**DATA ROWS:**
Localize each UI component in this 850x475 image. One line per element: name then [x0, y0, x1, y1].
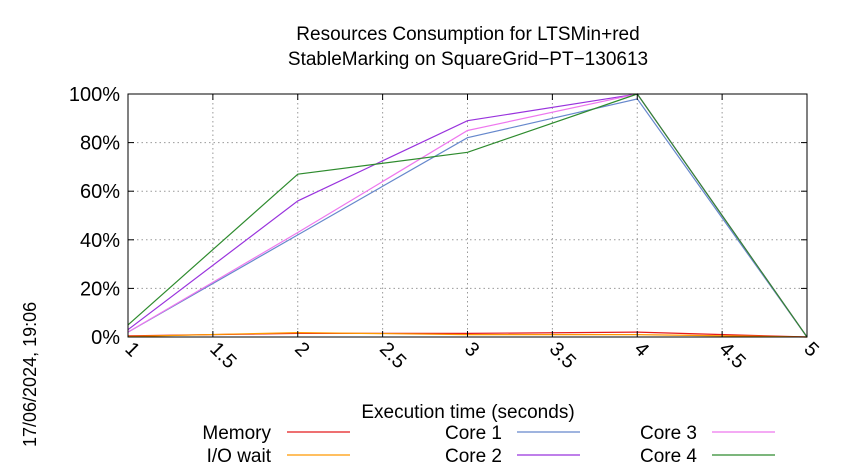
- legend-label-i-o-wait: I/O wait: [207, 446, 272, 467]
- timestamp: 17/06/2024, 19:06: [20, 302, 40, 447]
- series-line-core-4: [127, 93, 808, 338]
- x-tick-label: 1.5: [205, 338, 240, 373]
- y-tick-label: 40%: [80, 230, 120, 252]
- x-tick-label: 4: [630, 338, 653, 361]
- chart-title-line-2: StableMarking on SquareGrid−PT−130613: [288, 49, 648, 70]
- x-tick-label: 4.5: [715, 338, 750, 373]
- legend-label-core-1: Core 1: [445, 423, 502, 444]
- chart-title-line-1: Resources Consumption for LTSMin+red: [296, 24, 639, 45]
- grid: [128, 94, 807, 337]
- series-line-core-1: [127, 98, 808, 338]
- legend-label-core-3: Core 3: [640, 423, 697, 444]
- x-tick-label: 3: [460, 338, 483, 361]
- axis-ticks: 0% 20% 40% 60% 80% 100% 1 1.5 2 2.5 3 3.5 4 4.5 5: [69, 84, 823, 373]
- y-tick-label: 60%: [80, 181, 120, 203]
- x-tick-label: 5: [799, 338, 822, 361]
- x-axis-label: Execution time (seconds): [361, 402, 574, 423]
- legend-label-core-2: Core 2: [445, 446, 502, 467]
- x-tick-label: 3.5: [545, 338, 580, 373]
- y-tick-label: 100%: [69, 84, 120, 106]
- y-tick-label: 80%: [80, 133, 120, 155]
- y-tick-label: 20%: [80, 278, 120, 300]
- x-tick-label: 2: [290, 338, 313, 361]
- y-tick-label: 0%: [91, 327, 120, 349]
- x-tick-label: 2.5: [375, 338, 410, 373]
- legend-label-core-4: Core 4: [640, 446, 697, 467]
- legend-label-memory: Memory: [202, 423, 271, 444]
- x-tick-label: 1: [120, 338, 143, 361]
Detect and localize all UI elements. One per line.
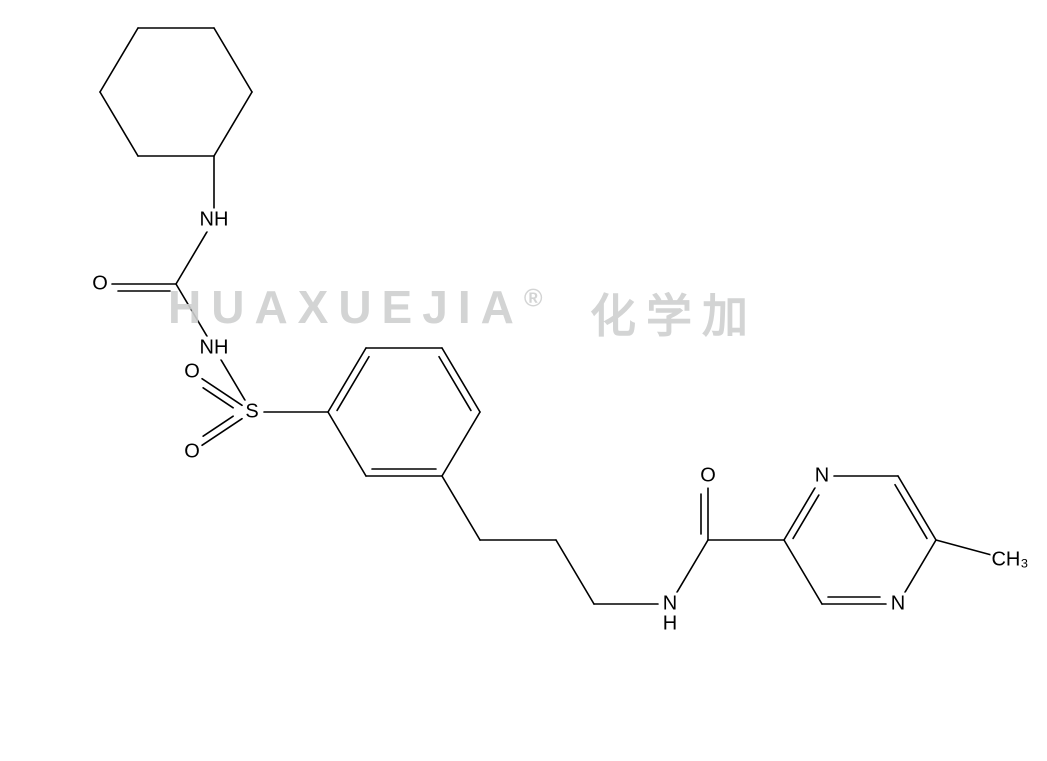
atom-O4: O: [699, 465, 717, 488]
atom-N3-H: H: [663, 613, 677, 636]
atom-Me: CH₃: [990, 549, 1029, 572]
bond-layer: [0, 0, 1047, 761]
atom-N2: NH: [199, 337, 230, 360]
watermark-1: 化学加: [590, 280, 758, 346]
atom-pN2: N: [890, 593, 906, 616]
atom-N1: NH: [199, 209, 230, 232]
molecule-canvas: NHONHSOONHONNCH₃ HUAXUEJIA®化学加: [0, 0, 1047, 761]
atom-S: S: [244, 401, 259, 424]
atom-O1: O: [91, 273, 109, 296]
atom-O3: O: [183, 441, 201, 464]
watermark-0: HUAXUEJIA®: [168, 280, 542, 334]
atom-pN1: N: [814, 465, 830, 488]
atom-O2: O: [183, 361, 201, 384]
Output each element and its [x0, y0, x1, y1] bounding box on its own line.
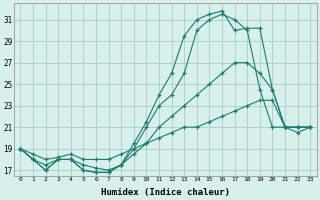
X-axis label: Humidex (Indice chaleur): Humidex (Indice chaleur)	[101, 188, 230, 197]
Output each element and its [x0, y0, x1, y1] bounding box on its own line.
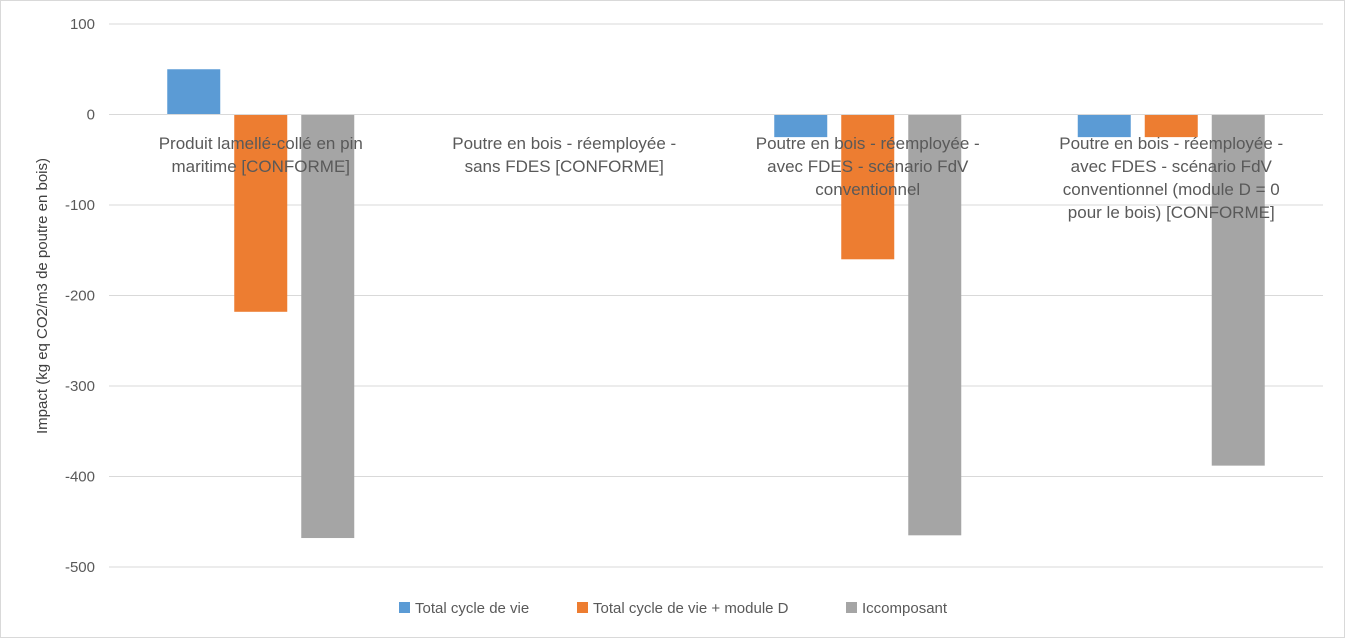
y-tick-label: -100 — [65, 197, 95, 214]
legend-label: Iccomposant — [862, 600, 948, 617]
y-tick-label: -200 — [65, 288, 95, 305]
bar — [1077, 114, 1131, 138]
bar — [908, 114, 962, 536]
legend: Total cycle de vie Total cycle de vie + m… — [399, 600, 948, 617]
category-label: conventionnel — [815, 180, 920, 199]
y-tick-label: 100 — [70, 16, 95, 33]
y-tick-label: -500 — [65, 559, 95, 576]
bar — [1144, 114, 1198, 138]
category-label: Poutre en bois - réemployée - — [452, 134, 676, 153]
gridlines — [109, 23, 1323, 568]
category-label: sans FDES [CONFORME] — [465, 157, 664, 176]
legend-swatch — [577, 602, 588, 613]
y-tick-label: -300 — [65, 378, 95, 395]
category-label: maritime [CONFORME] — [172, 157, 351, 176]
bar — [301, 114, 355, 539]
category-label: Poutre en bois - réemployée - — [1059, 134, 1283, 153]
bar — [1211, 114, 1265, 466]
bar — [234, 114, 288, 312]
y-tick-label: -400 — [65, 469, 95, 486]
y-axis-ticks: 100 0 -100 -200 -300 -400 -500 — [65, 16, 95, 576]
category-label: conventionnel (module D = 0 — [1063, 180, 1280, 199]
legend-label: Total cycle de vie + module D — [593, 600, 789, 617]
legend-swatch — [399, 602, 410, 613]
category-label: avec FDES - scénario FdV — [767, 157, 969, 176]
category-labels: Produit lamellé-collé en pin maritime [CO… — [159, 134, 1284, 222]
bar — [167, 69, 221, 115]
category-label: pour le bois) [CONFORME] — [1068, 203, 1275, 222]
bar — [841, 114, 895, 260]
y-axis-label: Impact (kg eq CO2/m3 de poutre en bois) — [34, 158, 51, 434]
category-label: Poutre en bois - réemployée - — [756, 134, 980, 153]
y-tick-label: 0 — [87, 107, 95, 124]
bars — [109, 69, 1323, 539]
category-label: Produit lamellé-collé en pin — [159, 134, 363, 153]
legend-swatch — [846, 602, 857, 613]
category-label: avec FDES - scénario FdV — [1071, 157, 1273, 176]
bar — [774, 114, 828, 138]
legend-label: Total cycle de vie — [415, 600, 529, 617]
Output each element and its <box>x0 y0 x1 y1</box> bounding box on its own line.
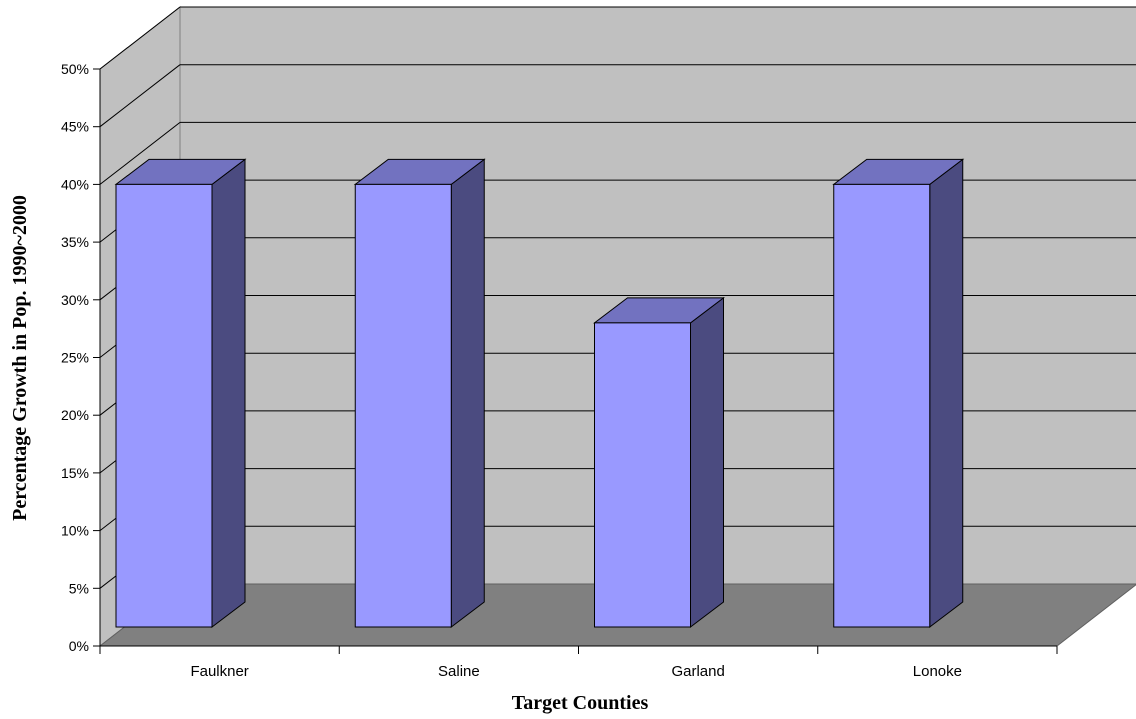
bar <box>353 158 486 629</box>
x-axis-title: Target Counties <box>512 692 649 714</box>
axes <box>93 68 1058 654</box>
x-category-label: Garland <box>671 663 724 680</box>
y-tick-label: 35% <box>61 234 89 250</box>
x-category-labels: Faulkner Saline Garland Lonoke <box>190 663 962 680</box>
bar-front <box>594 322 691 628</box>
gridline-side <box>99 122 181 185</box>
y-axis-title: Percentage Growth in Pop. 1990~2000 <box>9 195 31 521</box>
bar <box>593 296 725 629</box>
bar-front <box>833 183 931 628</box>
x-category-label: Lonoke <box>913 663 962 680</box>
bar <box>832 158 965 629</box>
y-tick-label: 45% <box>61 119 89 135</box>
bar-front <box>354 183 452 628</box>
bar-side <box>929 158 964 629</box>
y-tick-label: 30% <box>61 292 89 308</box>
gridline-side <box>99 6 181 70</box>
y-tick-labels: 0% 5% 10% 15% 20% 25% 30% 35% 40% 45% 50% <box>61 61 89 654</box>
y-tick-label: 10% <box>61 523 89 539</box>
x-category-label: Faulkner <box>190 663 248 680</box>
y-tick-label: 20% <box>61 407 89 423</box>
y-tick-label: 5% <box>69 580 89 596</box>
bar-side <box>690 296 724 629</box>
bar-front <box>115 183 213 628</box>
y-tick-label: 25% <box>61 350 89 366</box>
y-tick-label: 15% <box>61 465 89 481</box>
bar-side <box>211 158 246 629</box>
y-tick-label: 50% <box>61 61 89 77</box>
x-category-label: Saline <box>438 663 480 680</box>
y-tick-label: 0% <box>69 638 89 654</box>
bar <box>114 158 247 629</box>
bars <box>114 158 965 629</box>
gridline-side <box>99 64 181 128</box>
bar-side <box>450 158 485 629</box>
y-tick-label: 40% <box>61 176 89 192</box>
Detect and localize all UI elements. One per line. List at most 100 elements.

**EXERCISE GOAL:**
Turn every line above into a JSON list of strings, one string per line, with blank lines dropped. Leave the pictures out of the answer.

**FINISHED TASK:**
[
  "Localize each UI component in this 850x475 image. One line per element: name then [x0, y0, x1, y1].",
  "- legend-label-i-o-wait: I/O wait: [207, 446, 272, 467]",
  "- timestamp: 17/06/2024, 19:06: [20, 302, 40, 447]",
  "- series-line-core-4: [127, 93, 808, 338]",
  "- x-tick-label: 1.5: [205, 338, 240, 373]",
  "- y-tick-label: 40%: [80, 230, 120, 252]",
  "- x-tick-label: 4: [630, 338, 653, 361]",
  "- chart-title-line-2: StableMarking on SquareGrid−PT−130613: [288, 49, 648, 70]",
  "- x-tick-label: 4.5: [715, 338, 750, 373]",
  "- legend-label-core-1: Core 1: [445, 423, 502, 444]",
  "- chart-title-line-1: Resources Consumption for LTSMin+red: [296, 24, 639, 45]",
  "- grid: [128, 94, 807, 337]",
  "- series-line-core-1: [127, 98, 808, 338]",
  "- legend-label-core-3: Core 3: [640, 423, 697, 444]",
  "- x-tick-label: 3: [460, 338, 483, 361]",
  "- axis-ticks: 0% 20% 40% 60% 80% 100% 1 1.5 2 2.5 3 3.5 4 4.5 5: [69, 84, 823, 373]",
  "- y-tick-label: 60%: [80, 181, 120, 203]",
  "- x-tick-label: 5: [799, 338, 822, 361]",
  "- x-axis-label: Execution time (seconds): [361, 402, 574, 423]",
  "- legend-label-core-2: Core 2: [445, 446, 502, 467]",
  "- x-tick-label: 3.5: [545, 338, 580, 373]",
  "- y-tick-label: 100%: [69, 84, 120, 106]",
  "- y-tick-label: 80%: [80, 133, 120, 155]",
  "- y-tick-label: 20%: [80, 278, 120, 300]",
  "- x-tick-label: 2: [290, 338, 313, 361]",
  "- y-tick-label: 0%: [91, 327, 120, 349]",
  "- x-tick-label: 2.5: [375, 338, 410, 373]",
  "- legend-label-core-4: Core 4: [640, 446, 697, 467]",
  "- legend-label-memory: Memory: [202, 423, 271, 444]",
  "- x-tick-label: 1: [120, 338, 143, 361]",
  "Detect and localize all UI elements. One per line.",
  "atom-O4: O: [699, 465, 717, 488]",
  "atom-N3-H: H: [663, 613, 677, 636]",
  "atom-Me: CH₃: [990, 549, 1029, 572]",
  "bond-layer: [0, 0, 1047, 761]",
  "atom-N2: NH: [199, 337, 230, 360]",
  "watermark-1: 化学加: [590, 280, 758, 346]",
  "atom-pN2: N: [890, 593, 906, 616]",
  "atom-N1: NH: [199, 209, 230, 232]",
  "molecule-canvas: NHONHSOONHONNCH₃ HUAXUEJIA®化学加: [0, 0, 1047, 761]",
  "atom-S: S: [244, 401, 259, 424]",
  "atom-O1: O: [91, 273, 109, 296]",
  "atom-O3: O: [183, 441, 201, 464]",
  "watermark-0: HUAXUEJIA®: [168, 280, 542, 334]",
  "atom-pN1: N: [814, 465, 830, 488]",
  "atom-O2: O: [183, 361, 201, 384]",
  "Output each element and its [x0, y0, x1, y1] bounding box on its own line.",
  "X-axis label: Humidex (Indice chaleur): Humidex (Indice chaleur)\t[101, 188, 230, 197]",
  "Output each element and its [x0, y0, x1, y1] bounding box on its own line.",
  "y-tick-label: -100 — [65, 197, 95, 214]",
  "legend-label: Iccomposant — [862, 600, 948, 617]",
  "y-tick-label: -200 — [65, 288, 95, 305]",
  "bar — [1077, 114, 1131, 138]",
  "bar — [908, 114, 962, 536]",
  "legend: Total cycle de vie Total cycle de vie + m… — [399, 600, 948, 617]",
  "category-label: conventionnel — [815, 180, 920, 199]",
  "y-tick-label: 100 — [70, 16, 95, 33]",
  "y-tick-label: -500 — [65, 559, 95, 576]",
  "bar — [1144, 114, 1198, 138]",
  "category-label: Poutre en bois - réemployée - — [452, 134, 676, 153]",
  "gridlines — [109, 23, 1323, 568]",
  "category-label: sans FDES [CONFORME] — [465, 157, 664, 176]",
  "legend-swatch — [577, 602, 588, 613]",
  "y-tick-label: -300 — [65, 378, 95, 395]",
  "category-label: maritime [CONFORME] — [172, 157, 351, 176]",
  "bar — [301, 114, 355, 539]",
  "category-label: Poutre en bois - réemployée - — [1059, 134, 1283, 153]",
  "bar — [1211, 114, 1265, 466]",
  "bar — [234, 114, 288, 312]",
  "y-tick-label: -400 — [65, 469, 95, 486]",
  "y-axis-ticks: 100 0 -100 -200 -300 -400 -500 — [65, 16, 95, 576]",
  "category-label: conventionnel (module D = 0 — [1063, 180, 1280, 199]",
  "legend-label: Total cycle de vie + module D — [593, 600, 789, 617]",
  "legend-swatch — [399, 602, 410, 613]",
  "category-label: avec FDES - scénario FdV — [767, 157, 969, 176]",
  "category-labels: Produit lamellé-collé en pin maritime [CO… — [159, 134, 1284, 222]",
  "bar — [167, 69, 221, 115]",
  "category-label: pour le bois) [CONFORME] — [1068, 203, 1275, 222]",
  "bar — [841, 114, 895, 260]",
  "y-axis-label: Impact (kg eq CO2/m3 de poutre en bois) — [34, 158, 51, 434]",
  "category-label: Poutre en bois - réemployée - — [756, 134, 980, 153]",
  "y-tick-label: 0 — [87, 107, 95, 124]",
  "bars — [109, 69, 1323, 539]",
  "category-label: Produit lamellé-collé en pin — [159, 134, 363, 153]",
  "legend-swatch — [846, 602, 857, 613]",
  "category-label: avec FDES - scénario FdV — [1071, 157, 1273, 176]",
  "bar — [774, 114, 828, 138]",
  "legend-label: Total cycle de vie — [415, 600, 529, 617]",
  "Output each element and its <box>x0 y0 x1 y1</box> bounding box on its own line.",
  "bar <box>353 158 486 629</box>",
  "x-axis-title: Target Counties <box>512 692 649 714</box>",
  "axes <box>93 68 1058 654</box>",
  "x-category-label: Garland <box>671 663 724 680</box>",
  "y-tick-label: 35% <box>61 234 89 250</box>",
  "x-category-labels: Faulkner Saline Garland Lonoke <box>190 663 962 680</box>",
  "bar-front <box>594 322 691 628</box>",
  "gridline-side <box>99 122 181 185</box>",
  "y-axis-title: Percentage Growth in Pop. 1990~2000 <box>9 195 31 521</box>",
  "bar <box>593 296 725 629</box>",
  "bar-front <box>833 183 931 628</box>",
  "x-category-label: Lonoke <box>913 663 962 680</box>",
  "bar <box>832 158 965 629</box>",
  "y-tick-label: 45% <box>61 119 89 135</box>",
  "bar-front <box>354 183 452 628</box>",
  "bar-side <box>929 158 964 629</box>",
  "y-tick-label: 30% <box>61 292 89 308</box>",
  "gridline-side <box>99 6 181 70</box>",
  "y-tick-labels: 0% 5% 10% 15% 20% 25% 30% 35% 40% 45% 50% <box>61 61 89 654</box>",
  "y-tick-label: 10% <box>61 523 89 539</box>",
  "x-category-label: Faulkner <box>190 663 248 680</box>",
  "y-tick-label: 20% <box>61 407 89 423</box>",
  "y-tick-label: 5% <box>69 580 89 596</box>",
  "bar-side <box>690 296 724 629</box>",
  "bar-front <box>115 183 213 628</box>",
  "y-tick-label: 25% <box>61 350 89 366</box>",
  "y-tick-label: 15% <box>61 465 89 481</box>",
  "bar-side <box>211 158 246 629</box>",
  "y-tick-label: 50% <box>61 61 89 77</box>",
  "x-category-label: Saline <box>438 663 480 680</box>",
  "y-tick-label: 0% <box>69 638 89 654</box>",
  "bar <box>114 158 247 629</box>",
  "bars <box>114 158 965 629</box>",
  "gridline-side <box>99 64 181 128</box>",
  "bar-side <box>450 158 485 629</box>",
  "y-tick-label: 40% <box>61 176 89 192</box>",
  "Detect and localize all UI elements. One per line. List at most 100 elements."
]